(Items listed in a dataset)
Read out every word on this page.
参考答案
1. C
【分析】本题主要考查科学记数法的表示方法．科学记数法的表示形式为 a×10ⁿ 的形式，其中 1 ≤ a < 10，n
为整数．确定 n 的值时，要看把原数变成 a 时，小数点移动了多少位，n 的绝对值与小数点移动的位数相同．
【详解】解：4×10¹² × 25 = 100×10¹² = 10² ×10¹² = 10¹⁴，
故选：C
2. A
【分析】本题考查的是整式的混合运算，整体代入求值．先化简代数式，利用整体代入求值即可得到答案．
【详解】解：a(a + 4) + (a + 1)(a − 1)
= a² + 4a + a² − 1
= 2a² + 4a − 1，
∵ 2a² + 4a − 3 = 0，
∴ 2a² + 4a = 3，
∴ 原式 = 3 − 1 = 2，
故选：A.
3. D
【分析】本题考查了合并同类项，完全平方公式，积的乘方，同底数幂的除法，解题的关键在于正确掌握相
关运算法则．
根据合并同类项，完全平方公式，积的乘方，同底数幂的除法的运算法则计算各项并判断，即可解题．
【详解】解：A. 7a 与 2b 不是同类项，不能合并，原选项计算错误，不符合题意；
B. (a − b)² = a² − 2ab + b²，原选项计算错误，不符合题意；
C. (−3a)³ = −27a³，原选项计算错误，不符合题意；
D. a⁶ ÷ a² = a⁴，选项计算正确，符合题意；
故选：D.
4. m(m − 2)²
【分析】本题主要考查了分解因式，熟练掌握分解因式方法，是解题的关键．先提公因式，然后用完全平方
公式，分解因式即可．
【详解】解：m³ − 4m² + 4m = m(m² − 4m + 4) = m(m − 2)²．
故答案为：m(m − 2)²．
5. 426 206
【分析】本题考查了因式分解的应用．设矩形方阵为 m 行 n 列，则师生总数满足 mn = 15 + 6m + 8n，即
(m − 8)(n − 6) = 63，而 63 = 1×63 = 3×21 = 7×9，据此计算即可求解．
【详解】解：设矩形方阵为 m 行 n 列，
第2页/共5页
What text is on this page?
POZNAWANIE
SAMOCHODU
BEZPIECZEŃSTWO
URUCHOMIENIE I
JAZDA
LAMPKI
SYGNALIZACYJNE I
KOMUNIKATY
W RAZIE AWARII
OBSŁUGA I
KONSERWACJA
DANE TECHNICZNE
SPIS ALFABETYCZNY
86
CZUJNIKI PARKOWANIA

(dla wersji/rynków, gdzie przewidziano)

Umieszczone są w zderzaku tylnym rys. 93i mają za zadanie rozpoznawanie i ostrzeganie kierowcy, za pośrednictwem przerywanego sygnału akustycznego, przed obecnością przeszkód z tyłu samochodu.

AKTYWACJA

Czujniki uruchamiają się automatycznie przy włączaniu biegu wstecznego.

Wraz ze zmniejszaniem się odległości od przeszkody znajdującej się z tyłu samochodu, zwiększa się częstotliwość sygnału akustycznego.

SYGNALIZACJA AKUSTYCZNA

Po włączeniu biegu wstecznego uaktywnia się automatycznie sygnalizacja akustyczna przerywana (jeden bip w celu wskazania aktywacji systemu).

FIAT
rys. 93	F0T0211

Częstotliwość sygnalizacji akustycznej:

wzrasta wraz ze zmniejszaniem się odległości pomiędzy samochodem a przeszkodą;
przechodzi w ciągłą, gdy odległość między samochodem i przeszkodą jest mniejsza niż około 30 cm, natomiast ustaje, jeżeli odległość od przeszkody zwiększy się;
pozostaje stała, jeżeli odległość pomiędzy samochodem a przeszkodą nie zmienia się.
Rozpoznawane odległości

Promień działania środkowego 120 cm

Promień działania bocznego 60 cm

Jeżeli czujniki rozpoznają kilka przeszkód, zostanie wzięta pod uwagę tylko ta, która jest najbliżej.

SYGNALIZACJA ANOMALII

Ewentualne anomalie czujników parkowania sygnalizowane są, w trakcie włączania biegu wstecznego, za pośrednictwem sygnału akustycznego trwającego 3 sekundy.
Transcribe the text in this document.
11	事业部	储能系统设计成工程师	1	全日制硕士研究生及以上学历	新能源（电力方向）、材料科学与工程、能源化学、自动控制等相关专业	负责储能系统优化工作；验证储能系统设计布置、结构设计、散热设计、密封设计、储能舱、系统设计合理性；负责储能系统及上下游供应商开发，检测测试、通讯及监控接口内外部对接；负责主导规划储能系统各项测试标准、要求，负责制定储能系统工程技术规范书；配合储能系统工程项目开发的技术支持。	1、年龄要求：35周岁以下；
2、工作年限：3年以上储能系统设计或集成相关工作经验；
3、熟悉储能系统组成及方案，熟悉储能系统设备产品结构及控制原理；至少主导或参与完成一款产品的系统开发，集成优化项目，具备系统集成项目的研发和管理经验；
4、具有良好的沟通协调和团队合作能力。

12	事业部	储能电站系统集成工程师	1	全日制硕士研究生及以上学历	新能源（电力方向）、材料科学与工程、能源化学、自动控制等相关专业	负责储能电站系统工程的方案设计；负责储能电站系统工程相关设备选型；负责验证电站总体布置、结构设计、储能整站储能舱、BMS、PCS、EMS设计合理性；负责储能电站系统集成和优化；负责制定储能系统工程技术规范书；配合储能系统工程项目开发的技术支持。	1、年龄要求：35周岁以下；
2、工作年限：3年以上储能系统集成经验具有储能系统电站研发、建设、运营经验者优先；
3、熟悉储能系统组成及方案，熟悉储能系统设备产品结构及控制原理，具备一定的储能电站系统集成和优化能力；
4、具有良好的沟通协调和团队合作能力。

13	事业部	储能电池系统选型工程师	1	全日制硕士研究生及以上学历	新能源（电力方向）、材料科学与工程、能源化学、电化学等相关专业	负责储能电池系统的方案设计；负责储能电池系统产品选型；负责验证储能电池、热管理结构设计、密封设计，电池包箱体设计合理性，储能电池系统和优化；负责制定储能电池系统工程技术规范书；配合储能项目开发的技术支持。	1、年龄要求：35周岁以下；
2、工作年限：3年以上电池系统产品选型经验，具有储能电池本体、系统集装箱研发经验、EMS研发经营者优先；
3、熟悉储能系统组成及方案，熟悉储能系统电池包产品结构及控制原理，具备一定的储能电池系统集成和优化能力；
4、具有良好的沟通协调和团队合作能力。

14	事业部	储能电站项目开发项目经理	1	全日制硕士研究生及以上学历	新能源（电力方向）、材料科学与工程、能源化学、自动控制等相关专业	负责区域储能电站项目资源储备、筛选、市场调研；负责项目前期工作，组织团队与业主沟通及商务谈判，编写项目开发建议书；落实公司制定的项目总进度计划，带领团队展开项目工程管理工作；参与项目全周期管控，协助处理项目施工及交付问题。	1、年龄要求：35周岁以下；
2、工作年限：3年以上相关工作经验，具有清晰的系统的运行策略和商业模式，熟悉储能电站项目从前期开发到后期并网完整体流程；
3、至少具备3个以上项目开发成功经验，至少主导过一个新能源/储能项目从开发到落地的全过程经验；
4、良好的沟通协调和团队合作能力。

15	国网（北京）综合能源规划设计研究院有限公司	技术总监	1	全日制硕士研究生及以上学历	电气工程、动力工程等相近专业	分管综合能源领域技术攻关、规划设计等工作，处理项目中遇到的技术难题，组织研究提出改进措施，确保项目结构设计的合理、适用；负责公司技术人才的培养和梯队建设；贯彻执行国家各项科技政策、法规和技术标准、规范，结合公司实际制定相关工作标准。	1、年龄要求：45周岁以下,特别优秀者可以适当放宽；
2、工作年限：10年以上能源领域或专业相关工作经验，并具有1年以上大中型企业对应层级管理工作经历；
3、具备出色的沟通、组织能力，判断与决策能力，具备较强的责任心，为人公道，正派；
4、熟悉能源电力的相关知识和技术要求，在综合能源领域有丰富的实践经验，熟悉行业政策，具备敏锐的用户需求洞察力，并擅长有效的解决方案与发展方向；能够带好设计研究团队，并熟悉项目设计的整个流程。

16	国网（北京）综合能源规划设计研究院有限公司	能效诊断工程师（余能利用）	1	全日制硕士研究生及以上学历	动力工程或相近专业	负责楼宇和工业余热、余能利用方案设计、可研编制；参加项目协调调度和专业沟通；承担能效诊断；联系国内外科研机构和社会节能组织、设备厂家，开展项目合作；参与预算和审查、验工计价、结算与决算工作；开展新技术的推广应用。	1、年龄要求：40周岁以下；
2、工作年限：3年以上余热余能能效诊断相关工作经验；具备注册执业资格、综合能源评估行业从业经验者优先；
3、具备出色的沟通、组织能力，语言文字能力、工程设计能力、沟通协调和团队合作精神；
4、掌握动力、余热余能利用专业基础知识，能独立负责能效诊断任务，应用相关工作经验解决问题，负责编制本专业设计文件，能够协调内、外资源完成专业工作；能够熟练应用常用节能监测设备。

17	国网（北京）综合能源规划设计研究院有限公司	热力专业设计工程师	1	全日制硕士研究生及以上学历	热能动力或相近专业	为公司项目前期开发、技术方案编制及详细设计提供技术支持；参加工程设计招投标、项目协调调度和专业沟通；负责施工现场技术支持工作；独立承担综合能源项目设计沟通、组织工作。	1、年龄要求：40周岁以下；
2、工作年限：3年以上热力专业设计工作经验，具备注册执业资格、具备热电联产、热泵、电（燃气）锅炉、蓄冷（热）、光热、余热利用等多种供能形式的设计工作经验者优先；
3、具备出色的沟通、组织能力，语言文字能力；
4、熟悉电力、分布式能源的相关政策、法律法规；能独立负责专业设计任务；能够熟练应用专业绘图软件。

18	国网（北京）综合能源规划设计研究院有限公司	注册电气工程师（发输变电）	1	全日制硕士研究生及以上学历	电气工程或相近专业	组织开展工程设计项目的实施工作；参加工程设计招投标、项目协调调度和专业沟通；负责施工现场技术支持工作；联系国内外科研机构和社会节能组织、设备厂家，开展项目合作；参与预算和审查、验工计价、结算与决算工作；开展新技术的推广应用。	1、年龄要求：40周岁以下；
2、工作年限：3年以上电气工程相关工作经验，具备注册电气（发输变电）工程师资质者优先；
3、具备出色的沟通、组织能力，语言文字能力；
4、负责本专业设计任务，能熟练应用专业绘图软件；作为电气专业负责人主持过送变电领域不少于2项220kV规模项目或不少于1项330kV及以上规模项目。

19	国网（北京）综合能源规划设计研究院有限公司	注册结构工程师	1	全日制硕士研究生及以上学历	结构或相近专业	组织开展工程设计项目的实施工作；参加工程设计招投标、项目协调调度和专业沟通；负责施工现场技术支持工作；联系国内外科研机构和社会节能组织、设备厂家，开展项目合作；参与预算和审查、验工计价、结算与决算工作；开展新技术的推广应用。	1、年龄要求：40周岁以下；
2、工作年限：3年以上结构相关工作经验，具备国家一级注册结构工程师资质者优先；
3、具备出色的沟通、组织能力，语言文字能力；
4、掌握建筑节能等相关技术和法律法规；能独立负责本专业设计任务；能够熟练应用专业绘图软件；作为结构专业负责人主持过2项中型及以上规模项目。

# Set exercise
Only lines with the word "完全平方公式" should be collected from the material.

# The solution
【分析】本题考查了合并同类项，完全平方公式，积的乘方，同底数幂的除法，解题的关键在于正确掌握相
根据合并同类项，完全平方公式，积的乘方，同底数幂的除法的运算法则计算各项并判断，即可解题．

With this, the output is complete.